> **Task description**:
Your answer should be a single number: the count of lines holding the word "diagnostic".

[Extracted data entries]
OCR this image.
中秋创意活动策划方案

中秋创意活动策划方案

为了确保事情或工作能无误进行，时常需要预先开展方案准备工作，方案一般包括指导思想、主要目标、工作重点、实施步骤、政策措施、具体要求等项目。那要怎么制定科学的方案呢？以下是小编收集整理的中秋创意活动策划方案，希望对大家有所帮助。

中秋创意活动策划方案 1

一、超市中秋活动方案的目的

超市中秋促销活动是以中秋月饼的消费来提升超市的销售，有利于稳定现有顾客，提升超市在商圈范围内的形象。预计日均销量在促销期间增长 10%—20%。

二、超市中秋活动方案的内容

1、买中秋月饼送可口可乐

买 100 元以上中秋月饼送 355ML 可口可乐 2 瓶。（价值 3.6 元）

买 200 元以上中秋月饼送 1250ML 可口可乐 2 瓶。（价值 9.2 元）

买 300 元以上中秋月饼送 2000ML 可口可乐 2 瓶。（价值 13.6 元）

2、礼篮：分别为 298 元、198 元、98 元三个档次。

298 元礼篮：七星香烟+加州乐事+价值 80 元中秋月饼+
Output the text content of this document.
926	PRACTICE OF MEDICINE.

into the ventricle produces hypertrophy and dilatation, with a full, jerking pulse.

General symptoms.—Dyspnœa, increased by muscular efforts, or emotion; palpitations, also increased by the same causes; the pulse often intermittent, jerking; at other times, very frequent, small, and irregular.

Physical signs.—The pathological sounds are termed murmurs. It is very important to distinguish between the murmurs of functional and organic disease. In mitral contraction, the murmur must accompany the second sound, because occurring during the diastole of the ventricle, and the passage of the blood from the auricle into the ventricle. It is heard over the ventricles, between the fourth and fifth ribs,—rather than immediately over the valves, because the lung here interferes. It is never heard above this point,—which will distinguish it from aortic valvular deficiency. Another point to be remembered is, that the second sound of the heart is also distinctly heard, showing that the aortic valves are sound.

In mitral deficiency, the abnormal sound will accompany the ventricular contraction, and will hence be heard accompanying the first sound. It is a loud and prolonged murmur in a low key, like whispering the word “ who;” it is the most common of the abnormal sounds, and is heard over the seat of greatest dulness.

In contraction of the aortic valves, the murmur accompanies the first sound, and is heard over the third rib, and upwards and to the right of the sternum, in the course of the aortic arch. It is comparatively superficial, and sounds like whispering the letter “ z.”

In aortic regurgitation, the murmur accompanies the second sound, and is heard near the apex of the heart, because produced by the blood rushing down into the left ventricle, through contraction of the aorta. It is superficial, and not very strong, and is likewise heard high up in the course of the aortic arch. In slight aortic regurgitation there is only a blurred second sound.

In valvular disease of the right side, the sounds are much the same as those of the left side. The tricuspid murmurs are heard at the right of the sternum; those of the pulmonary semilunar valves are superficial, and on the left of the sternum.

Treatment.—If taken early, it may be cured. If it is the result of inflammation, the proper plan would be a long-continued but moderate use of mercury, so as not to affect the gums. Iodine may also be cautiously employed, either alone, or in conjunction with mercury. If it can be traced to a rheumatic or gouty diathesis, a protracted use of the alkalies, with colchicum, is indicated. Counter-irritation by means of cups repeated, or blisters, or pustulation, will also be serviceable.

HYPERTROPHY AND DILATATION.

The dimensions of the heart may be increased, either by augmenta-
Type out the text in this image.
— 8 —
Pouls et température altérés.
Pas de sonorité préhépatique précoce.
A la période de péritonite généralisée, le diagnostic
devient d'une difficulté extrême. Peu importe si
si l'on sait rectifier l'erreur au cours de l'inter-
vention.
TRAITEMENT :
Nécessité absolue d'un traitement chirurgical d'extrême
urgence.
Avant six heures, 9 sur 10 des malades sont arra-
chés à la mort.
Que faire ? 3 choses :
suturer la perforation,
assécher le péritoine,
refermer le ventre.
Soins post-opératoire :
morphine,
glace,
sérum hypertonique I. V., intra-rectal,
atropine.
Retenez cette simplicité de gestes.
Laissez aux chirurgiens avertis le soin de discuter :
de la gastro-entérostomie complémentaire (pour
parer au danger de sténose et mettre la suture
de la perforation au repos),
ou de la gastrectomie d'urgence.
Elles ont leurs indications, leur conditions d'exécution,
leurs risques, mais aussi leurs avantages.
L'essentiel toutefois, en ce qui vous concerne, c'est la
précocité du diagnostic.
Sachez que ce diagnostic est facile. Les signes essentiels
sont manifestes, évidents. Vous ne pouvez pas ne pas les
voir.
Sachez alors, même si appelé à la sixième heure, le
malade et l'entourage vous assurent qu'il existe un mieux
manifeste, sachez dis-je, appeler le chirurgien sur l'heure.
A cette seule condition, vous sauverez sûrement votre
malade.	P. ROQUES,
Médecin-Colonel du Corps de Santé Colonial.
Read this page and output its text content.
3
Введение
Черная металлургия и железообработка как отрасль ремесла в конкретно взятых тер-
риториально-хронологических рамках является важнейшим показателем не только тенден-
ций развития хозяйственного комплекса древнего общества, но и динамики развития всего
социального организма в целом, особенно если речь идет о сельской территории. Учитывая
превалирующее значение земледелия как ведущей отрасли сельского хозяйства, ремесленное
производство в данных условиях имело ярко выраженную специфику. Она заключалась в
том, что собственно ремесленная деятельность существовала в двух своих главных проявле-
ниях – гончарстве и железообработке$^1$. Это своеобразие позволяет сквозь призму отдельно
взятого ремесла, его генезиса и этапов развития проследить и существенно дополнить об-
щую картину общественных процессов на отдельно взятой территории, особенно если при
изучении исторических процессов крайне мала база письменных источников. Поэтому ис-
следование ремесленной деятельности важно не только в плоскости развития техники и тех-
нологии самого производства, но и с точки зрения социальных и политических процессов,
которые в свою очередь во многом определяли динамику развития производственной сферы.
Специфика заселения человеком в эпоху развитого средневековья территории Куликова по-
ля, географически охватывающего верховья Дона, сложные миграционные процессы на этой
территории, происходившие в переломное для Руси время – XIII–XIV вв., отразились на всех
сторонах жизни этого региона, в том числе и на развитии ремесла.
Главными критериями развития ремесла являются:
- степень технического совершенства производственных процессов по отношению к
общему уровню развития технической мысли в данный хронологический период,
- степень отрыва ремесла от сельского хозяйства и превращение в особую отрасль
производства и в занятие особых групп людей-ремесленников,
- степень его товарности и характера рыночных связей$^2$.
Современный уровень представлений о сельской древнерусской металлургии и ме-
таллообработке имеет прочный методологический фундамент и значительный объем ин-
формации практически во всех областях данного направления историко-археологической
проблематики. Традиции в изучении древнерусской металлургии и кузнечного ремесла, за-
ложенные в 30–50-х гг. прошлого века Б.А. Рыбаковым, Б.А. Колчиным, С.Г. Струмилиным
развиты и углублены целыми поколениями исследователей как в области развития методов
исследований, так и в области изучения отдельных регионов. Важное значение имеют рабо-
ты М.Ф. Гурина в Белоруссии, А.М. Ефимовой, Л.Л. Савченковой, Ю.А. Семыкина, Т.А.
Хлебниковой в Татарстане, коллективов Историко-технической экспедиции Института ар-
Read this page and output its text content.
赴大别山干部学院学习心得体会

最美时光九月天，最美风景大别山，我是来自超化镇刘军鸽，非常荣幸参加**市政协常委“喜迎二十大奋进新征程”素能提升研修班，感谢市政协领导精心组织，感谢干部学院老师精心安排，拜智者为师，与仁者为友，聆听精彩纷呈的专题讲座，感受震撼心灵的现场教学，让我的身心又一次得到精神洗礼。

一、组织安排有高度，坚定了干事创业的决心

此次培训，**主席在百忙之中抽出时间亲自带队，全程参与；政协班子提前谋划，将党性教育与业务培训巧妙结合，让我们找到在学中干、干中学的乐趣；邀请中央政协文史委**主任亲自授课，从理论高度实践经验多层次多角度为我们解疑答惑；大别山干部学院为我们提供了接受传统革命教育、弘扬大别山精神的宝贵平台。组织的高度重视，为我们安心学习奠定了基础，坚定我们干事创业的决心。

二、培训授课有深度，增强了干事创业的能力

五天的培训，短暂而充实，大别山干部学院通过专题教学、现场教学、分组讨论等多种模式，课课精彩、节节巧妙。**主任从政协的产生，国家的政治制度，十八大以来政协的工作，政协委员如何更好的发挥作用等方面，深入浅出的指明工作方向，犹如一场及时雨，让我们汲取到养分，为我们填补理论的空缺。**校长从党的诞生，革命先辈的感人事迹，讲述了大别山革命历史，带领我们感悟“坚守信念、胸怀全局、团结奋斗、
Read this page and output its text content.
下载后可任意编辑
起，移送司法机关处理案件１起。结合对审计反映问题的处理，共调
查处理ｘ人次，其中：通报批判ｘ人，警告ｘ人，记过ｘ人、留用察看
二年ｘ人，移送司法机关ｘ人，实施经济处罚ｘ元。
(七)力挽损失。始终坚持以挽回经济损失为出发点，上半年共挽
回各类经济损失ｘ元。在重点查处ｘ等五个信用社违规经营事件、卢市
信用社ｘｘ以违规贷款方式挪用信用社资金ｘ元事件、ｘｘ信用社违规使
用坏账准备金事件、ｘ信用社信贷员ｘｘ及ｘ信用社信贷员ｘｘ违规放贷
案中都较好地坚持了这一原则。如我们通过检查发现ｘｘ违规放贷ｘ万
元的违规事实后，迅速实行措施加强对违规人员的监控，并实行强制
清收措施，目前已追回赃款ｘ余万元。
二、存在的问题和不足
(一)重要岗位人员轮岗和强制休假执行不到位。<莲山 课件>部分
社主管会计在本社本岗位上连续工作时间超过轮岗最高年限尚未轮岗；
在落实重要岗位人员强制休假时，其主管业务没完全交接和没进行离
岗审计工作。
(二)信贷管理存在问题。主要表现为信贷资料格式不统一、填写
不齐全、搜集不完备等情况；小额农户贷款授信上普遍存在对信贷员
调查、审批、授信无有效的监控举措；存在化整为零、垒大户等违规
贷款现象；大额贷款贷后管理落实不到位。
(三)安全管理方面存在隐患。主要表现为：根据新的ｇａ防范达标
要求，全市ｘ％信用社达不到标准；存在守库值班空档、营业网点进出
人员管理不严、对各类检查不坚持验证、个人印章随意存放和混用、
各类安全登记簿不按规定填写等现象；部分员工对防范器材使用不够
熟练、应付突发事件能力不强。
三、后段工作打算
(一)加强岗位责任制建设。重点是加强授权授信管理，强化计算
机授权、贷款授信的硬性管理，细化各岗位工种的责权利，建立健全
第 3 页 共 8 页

> **Solution**:
3